▶ **REQUEST**
Give every line of the material again, exactly as written.

[Stored data entries]

_ _ _ _

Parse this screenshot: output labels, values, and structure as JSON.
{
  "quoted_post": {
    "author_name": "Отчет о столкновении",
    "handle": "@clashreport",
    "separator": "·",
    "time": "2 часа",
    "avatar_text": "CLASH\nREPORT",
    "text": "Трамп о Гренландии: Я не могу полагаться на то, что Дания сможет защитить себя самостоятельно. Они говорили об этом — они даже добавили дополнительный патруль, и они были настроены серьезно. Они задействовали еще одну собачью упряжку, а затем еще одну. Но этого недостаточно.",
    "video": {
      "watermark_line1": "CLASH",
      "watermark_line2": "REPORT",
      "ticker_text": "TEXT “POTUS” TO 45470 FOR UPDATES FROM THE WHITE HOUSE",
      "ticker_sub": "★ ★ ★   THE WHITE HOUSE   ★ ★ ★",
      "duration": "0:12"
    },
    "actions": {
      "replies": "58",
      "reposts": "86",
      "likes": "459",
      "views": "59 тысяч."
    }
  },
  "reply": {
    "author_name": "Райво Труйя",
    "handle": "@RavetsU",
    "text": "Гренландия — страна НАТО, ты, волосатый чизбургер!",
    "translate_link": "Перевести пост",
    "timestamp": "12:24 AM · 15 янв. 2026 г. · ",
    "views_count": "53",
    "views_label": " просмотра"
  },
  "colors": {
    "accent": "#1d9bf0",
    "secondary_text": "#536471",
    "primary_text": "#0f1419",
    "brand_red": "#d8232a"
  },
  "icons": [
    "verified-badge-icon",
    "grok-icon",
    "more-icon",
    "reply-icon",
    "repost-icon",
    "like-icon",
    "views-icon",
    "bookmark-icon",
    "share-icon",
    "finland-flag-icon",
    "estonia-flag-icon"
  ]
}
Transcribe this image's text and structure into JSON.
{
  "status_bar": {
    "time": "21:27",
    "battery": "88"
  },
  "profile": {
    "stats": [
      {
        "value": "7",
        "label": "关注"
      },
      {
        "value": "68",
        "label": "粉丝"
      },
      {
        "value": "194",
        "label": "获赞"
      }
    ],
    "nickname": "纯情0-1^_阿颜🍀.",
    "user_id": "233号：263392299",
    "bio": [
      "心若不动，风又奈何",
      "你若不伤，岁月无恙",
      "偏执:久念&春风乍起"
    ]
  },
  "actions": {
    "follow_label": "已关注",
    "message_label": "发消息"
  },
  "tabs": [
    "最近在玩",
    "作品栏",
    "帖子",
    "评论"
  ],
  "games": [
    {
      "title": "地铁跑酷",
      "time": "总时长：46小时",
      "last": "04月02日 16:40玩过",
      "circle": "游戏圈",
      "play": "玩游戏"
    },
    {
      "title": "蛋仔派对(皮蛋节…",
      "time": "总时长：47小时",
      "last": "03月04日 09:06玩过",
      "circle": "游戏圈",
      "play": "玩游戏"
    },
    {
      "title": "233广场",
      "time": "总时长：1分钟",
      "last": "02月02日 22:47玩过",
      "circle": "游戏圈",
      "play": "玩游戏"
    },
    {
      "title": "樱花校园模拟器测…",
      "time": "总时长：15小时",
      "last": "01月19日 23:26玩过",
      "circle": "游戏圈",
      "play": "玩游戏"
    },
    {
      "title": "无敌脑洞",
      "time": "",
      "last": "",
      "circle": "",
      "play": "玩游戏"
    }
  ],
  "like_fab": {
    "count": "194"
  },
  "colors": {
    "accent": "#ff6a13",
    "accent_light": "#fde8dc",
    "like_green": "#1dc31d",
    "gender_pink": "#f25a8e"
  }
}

_ _ _ _

▶ **RESPONSE BELOW**
Parse this screenshot: output labels, values, and structure as JSON.
{
  "quoted_post": {
    "author_name": "Отчет о столкновении",
    "handle": "@clashreport",
    "separator": "·",
    "time": "2 часа",
    "avatar_text": "CLASH\nREPORT",
    "text": "Трамп о Гренландии: Я не могу полагаться на то, что Дания сможет защитить себя самостоятельно. Они говорили об этом — они даже добавили дополнительный патруль, и они были настроены серьезно. Они задействовали еще одну собачью упряжку, а затем еще одну. Но этого недостаточно.",
    "video": {
      "watermark_line1": "CLASH",
      "watermark_line2": "REPORT",
      "ticker_text": "TEXT “POTUS” TO 45470 FOR UPDATES FROM THE WHITE HOUSE",
      "ticker_sub": "★ ★ ★   THE WHITE HOUSE   ★ ★ ★",
      "duration": "0:12"
    },
    "actions": {
      "replies": "58",
      "reposts": "86",
      "likes": "459",
      "views": "59 тысяч."
    }
  },
  "reply": {
    "author_name": "Райво Труйя",
    "handle": "@RavetsU",
    "text": "Гренландия — страна НАТО, ты, волосатый чизбургер!",
    "translate_link": "Перевести пост",
    "timestamp": "12:24 AM · 15 янв. 2026 г. · ",
    "views_count": "53",
    "views_label": " просмотра"
  },
  "colors": {
    "accent": "#1d9bf0",
    "secondary_text": "#536471",
    "primary_text": "#0f1419",
    "brand_red": "#d8232a"
  },
  "icons": [
    "verified-badge-icon",
    "grok-icon",
    "more-icon",
    "reply-icon",
    "repost-icon",
    "like-icon",
    "views-icon",
    "bookmark-icon",
    "share-icon",
    "finland-flag-icon",
    "estonia-flag-icon"
  ]
}
Transcribe this image's text and structure into JSON.
{
  "status_bar": {
    "time": "21:27",
    "battery": "88"
  },
  "profile": {
    "stats": [
      {
        "value": "7",
        "label": "关注"
      },
      {
        "value": "68",
        "label": "粉丝"
      },
      {
        "value": "194",
        "label": "获赞"
      }
    ],
    "nickname": "纯情0-1^_阿颜🍀.",
    "user_id": "233号：263392299",
    "bio": [
      "心若不动，风又奈何",
      "你若不伤，岁月无恙",
      "偏执:久念&春风乍起"
    ]
  },
  "actions": {
    "follow_label": "已关注",
    "message_label": "发消息"
  },
  "tabs": [
    "最近在玩",
    "作品栏",
    "帖子",
    "评论"
  ],
  "games": [
    {
      "title": "地铁跑酷",
      "time": "总时长：46小时",
      "last": "04月02日 16:40玩过",
      "circle": "游戏圈",
      "play": "玩游戏"
    },
    {
      "title": "蛋仔派对(皮蛋节…",
      "time": "总时长：47小时",
      "last": "03月04日 09:06玩过",
      "circle": "游戏圈",
      "play": "玩游戏"
    },
    {
      "title": "233广场",
      "time": "总时长：1分钟",
      "last": "02月02日 22:47玩过",
      "circle": "游戏圈",
      "play": "玩游戏"
    },
    {
      "title": "樱花校园模拟器测…",
      "time": "总时长：15小时",
      "last": "01月19日 23:26玩过",
      "circle": "游戏圈",
      "play": "玩游戏"
    },
    {
      "title": "无敌脑洞",
      "time": "",
      "last": "",
      "circle": "",
      "play": "玩游戏"
    }
  ],
  "like_fab": {
    "count": "194"
  },
  "colors": {
    "accent": "#ff6a13",
    "accent_light": "#fde8dc",
    "like_green": "#1dc31d",
    "gender_pink": "#f25a8e"
  }
}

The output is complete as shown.